(Source data)
---------------

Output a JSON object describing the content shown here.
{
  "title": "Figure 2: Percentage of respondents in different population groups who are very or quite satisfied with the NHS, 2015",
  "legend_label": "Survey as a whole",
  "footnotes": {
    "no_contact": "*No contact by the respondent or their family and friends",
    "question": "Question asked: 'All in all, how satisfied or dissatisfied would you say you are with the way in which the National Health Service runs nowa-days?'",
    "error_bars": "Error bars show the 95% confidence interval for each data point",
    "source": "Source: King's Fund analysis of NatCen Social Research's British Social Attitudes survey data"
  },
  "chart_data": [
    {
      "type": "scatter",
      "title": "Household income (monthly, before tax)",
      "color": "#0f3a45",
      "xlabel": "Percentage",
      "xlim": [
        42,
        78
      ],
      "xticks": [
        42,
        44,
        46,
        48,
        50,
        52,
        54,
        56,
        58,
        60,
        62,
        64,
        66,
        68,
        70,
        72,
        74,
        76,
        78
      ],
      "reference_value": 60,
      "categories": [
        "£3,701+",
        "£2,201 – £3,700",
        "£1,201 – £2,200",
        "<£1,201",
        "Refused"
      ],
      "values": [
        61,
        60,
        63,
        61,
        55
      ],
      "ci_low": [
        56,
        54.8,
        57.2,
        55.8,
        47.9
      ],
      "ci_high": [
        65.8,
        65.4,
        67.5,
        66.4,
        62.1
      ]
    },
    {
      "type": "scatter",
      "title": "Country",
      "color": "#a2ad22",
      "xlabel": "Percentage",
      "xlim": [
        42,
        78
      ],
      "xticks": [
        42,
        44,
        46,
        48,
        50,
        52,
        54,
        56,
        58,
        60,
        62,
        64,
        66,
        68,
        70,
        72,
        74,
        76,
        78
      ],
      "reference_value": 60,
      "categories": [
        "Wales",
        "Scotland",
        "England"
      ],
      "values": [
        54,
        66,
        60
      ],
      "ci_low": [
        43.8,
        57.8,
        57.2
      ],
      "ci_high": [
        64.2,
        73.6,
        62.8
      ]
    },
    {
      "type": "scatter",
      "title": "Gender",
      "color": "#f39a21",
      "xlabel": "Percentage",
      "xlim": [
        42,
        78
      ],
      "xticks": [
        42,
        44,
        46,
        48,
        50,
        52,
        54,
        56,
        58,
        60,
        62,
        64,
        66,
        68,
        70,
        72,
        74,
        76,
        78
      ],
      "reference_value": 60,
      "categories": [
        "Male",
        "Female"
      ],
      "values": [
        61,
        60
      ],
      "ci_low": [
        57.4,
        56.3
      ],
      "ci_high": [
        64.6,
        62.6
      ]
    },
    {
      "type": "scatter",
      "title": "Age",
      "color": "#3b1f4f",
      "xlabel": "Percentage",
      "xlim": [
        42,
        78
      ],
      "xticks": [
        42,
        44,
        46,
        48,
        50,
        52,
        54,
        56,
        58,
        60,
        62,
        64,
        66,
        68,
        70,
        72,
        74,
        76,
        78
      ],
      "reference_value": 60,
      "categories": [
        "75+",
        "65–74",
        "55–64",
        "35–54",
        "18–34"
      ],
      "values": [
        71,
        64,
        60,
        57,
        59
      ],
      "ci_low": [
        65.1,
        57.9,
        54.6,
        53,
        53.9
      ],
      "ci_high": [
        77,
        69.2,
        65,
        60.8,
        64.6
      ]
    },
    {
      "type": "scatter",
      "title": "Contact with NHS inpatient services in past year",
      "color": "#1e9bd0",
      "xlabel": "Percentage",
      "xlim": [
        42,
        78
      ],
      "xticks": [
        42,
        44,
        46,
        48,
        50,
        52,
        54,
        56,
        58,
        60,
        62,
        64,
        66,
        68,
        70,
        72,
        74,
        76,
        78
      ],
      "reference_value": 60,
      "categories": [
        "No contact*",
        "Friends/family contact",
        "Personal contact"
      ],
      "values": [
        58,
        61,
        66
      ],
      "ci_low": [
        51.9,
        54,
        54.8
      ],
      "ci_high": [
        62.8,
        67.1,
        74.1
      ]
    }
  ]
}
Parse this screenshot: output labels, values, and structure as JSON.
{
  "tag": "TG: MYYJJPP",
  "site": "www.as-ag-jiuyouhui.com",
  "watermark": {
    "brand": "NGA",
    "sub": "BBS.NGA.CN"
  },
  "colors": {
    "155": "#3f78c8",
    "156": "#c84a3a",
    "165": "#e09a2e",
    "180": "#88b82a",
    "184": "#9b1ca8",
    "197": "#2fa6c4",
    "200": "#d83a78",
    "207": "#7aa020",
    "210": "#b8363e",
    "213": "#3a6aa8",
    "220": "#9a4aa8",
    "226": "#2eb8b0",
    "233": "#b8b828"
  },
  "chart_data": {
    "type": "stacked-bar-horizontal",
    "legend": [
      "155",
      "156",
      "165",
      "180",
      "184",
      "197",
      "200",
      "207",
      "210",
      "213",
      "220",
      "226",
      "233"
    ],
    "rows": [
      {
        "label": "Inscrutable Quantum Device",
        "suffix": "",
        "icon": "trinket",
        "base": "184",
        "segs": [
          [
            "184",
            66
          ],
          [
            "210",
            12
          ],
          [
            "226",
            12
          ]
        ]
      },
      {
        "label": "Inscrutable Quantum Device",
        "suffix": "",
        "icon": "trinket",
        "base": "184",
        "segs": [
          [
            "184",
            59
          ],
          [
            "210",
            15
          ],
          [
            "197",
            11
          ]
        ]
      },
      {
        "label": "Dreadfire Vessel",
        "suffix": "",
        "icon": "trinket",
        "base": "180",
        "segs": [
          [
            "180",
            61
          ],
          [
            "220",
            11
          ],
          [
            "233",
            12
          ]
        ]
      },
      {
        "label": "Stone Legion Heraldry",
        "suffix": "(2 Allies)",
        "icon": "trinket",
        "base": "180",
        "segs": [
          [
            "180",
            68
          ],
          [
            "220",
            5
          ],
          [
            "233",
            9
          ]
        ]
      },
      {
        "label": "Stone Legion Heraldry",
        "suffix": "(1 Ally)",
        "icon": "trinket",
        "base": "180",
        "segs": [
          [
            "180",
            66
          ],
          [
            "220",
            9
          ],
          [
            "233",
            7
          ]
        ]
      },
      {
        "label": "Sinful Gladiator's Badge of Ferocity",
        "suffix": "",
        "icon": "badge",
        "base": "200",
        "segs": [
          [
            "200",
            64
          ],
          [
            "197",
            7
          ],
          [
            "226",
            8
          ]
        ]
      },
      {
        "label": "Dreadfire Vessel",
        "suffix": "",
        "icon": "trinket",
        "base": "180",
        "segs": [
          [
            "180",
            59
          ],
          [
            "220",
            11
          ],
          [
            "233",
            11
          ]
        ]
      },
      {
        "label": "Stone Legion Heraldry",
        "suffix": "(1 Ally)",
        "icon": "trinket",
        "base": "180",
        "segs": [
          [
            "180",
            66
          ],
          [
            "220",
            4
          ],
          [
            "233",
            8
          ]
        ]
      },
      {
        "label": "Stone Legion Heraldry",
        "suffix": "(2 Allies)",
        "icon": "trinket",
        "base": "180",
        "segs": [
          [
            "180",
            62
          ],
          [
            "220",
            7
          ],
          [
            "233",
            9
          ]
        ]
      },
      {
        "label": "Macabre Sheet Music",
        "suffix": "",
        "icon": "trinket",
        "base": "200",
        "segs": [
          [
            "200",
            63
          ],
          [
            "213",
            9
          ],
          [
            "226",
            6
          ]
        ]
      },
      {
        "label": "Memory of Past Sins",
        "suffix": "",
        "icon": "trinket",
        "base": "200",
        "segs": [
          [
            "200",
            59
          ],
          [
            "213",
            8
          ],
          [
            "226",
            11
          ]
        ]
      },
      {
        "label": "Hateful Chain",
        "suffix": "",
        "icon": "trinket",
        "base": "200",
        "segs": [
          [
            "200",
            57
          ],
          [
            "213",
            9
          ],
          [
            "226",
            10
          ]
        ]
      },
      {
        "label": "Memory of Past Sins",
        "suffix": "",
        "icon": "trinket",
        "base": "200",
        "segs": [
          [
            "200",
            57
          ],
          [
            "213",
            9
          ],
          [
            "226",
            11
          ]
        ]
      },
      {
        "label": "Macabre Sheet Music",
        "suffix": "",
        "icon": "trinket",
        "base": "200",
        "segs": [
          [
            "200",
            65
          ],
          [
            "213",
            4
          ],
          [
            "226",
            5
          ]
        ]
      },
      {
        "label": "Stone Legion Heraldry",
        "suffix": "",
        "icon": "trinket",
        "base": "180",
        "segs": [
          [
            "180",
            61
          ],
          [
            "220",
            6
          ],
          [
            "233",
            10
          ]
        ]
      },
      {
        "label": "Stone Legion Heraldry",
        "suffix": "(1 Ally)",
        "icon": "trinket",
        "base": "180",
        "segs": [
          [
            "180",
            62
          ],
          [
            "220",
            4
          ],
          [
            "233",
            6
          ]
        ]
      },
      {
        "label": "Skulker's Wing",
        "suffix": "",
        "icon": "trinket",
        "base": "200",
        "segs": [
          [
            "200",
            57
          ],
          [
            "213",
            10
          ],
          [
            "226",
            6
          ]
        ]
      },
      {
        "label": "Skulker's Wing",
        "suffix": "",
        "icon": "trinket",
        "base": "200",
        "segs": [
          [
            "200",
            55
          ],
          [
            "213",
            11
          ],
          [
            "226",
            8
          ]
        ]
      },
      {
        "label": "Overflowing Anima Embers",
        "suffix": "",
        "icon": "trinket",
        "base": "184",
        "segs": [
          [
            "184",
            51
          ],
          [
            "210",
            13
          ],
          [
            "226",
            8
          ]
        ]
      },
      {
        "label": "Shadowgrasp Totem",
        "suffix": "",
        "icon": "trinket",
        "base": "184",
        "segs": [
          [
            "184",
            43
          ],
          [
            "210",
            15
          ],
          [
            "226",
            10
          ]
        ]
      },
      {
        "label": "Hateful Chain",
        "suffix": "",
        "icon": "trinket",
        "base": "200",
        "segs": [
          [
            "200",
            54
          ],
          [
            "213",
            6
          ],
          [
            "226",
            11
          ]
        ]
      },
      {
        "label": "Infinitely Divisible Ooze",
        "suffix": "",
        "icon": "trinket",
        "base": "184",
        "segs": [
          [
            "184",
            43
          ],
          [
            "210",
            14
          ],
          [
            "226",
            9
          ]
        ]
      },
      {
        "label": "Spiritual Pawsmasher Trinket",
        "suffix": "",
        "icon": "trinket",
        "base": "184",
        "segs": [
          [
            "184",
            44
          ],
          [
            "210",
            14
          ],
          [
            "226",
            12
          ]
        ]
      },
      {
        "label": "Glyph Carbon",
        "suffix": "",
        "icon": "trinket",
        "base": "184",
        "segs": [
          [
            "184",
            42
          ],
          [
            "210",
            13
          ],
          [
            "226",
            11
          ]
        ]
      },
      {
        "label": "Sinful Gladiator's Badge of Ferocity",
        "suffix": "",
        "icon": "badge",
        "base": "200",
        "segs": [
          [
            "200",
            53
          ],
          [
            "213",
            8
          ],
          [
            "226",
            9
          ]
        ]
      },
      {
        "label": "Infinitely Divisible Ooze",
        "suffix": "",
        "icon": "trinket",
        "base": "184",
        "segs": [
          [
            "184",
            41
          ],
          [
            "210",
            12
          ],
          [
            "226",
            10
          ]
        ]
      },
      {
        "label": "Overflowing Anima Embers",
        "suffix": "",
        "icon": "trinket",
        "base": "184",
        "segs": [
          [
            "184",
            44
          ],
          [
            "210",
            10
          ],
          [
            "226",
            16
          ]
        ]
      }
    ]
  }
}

---------------

Lines holding the word "with" in the entries above are the ones to pull out. Copy them all.

  "title": "Figure 2: Percentage of respondents in different population groups who are very or quite satisfied with the NHS, 2015",
    "question": "Question asked: 'All in all, how satisfied or dissatisfied would you say you are with the way in which the National Health Service runs nowa-days?'",
      "title": "Contact with NHS inpatient services in past year",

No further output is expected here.